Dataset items
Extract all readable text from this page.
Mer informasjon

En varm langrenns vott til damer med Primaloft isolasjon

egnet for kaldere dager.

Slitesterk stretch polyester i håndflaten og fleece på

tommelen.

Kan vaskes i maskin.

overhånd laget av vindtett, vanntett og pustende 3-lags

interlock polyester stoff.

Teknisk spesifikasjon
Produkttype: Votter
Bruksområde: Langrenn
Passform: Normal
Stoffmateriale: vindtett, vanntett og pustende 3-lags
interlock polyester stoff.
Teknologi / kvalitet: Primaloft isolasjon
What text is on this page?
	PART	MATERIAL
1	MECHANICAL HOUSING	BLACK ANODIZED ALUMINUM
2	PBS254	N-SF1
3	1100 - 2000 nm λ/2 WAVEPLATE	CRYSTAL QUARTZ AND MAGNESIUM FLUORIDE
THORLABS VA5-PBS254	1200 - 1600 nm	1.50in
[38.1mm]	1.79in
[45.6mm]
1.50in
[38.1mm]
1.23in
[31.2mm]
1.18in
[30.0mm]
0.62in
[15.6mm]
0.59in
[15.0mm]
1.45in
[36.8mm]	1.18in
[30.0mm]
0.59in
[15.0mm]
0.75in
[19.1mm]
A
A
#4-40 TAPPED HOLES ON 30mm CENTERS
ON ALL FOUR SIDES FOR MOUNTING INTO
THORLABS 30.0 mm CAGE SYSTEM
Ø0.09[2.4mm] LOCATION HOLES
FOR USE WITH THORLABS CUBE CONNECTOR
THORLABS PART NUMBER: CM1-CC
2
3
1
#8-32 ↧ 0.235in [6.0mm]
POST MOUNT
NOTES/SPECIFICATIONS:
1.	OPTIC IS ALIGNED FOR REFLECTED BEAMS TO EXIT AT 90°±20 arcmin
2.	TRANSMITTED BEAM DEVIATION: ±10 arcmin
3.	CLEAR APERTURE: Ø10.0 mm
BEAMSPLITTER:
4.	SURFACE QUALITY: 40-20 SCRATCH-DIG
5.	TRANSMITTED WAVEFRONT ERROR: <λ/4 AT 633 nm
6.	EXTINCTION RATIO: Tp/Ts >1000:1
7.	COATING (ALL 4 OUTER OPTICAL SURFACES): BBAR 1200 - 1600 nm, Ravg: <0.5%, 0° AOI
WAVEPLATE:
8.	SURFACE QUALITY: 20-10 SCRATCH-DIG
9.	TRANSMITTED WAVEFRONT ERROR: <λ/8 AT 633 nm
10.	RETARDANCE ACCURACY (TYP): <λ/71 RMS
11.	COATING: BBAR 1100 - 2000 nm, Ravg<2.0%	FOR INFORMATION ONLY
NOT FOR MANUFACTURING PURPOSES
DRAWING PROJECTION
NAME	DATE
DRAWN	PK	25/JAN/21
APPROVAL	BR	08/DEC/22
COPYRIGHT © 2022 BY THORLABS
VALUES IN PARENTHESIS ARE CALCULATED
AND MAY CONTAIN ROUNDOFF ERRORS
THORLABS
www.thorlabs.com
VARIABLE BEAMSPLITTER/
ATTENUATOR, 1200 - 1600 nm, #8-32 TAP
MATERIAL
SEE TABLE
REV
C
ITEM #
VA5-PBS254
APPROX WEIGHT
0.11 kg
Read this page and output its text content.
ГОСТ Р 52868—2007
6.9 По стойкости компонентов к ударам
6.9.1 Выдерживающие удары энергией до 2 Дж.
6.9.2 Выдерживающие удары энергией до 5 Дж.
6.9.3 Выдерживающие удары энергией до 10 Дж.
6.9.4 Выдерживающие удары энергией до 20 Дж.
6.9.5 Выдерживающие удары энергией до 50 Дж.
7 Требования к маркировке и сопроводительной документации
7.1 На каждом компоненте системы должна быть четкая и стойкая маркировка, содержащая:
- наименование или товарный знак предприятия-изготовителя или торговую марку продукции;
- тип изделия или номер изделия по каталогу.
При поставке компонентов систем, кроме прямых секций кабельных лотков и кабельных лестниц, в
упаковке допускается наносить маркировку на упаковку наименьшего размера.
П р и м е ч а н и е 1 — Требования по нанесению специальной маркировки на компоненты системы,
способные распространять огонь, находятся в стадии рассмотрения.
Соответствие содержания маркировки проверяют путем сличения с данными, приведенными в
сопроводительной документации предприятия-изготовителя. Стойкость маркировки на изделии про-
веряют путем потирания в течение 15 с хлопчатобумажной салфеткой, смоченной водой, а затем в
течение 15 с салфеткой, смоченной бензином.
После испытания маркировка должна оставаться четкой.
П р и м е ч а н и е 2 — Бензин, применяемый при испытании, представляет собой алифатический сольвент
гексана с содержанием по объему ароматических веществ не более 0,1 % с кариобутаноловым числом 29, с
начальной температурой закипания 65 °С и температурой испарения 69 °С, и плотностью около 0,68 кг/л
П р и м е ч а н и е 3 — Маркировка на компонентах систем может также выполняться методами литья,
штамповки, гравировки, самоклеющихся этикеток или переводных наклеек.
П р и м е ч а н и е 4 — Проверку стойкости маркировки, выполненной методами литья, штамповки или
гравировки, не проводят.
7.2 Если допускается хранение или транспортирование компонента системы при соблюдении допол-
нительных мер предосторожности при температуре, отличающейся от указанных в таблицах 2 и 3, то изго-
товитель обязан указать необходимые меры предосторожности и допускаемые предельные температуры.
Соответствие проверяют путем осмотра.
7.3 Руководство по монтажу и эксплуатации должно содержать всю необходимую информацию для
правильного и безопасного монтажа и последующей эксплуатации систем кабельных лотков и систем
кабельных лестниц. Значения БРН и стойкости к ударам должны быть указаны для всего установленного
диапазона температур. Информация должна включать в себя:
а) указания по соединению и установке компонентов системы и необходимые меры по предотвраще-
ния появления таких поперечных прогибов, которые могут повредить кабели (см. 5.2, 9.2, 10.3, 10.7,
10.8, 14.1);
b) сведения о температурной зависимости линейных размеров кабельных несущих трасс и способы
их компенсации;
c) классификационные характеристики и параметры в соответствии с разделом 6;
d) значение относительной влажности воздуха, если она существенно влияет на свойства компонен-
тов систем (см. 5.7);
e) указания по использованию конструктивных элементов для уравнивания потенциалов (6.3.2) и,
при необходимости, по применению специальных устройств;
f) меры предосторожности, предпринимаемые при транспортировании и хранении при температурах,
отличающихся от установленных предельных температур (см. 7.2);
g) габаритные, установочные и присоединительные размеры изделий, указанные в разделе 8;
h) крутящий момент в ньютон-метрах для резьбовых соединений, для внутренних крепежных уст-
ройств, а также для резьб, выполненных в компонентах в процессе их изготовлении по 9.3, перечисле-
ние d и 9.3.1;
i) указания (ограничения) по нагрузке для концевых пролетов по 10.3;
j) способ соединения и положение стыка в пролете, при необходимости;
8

**Work required:** Which lines include the word "документации"? List them all.

**Solution to this exercise:**
7 Требования к маркировке и сопроводительной документации
сопроводительной документации предприятия-изготовителя. Стойкость маркировки на изделии про-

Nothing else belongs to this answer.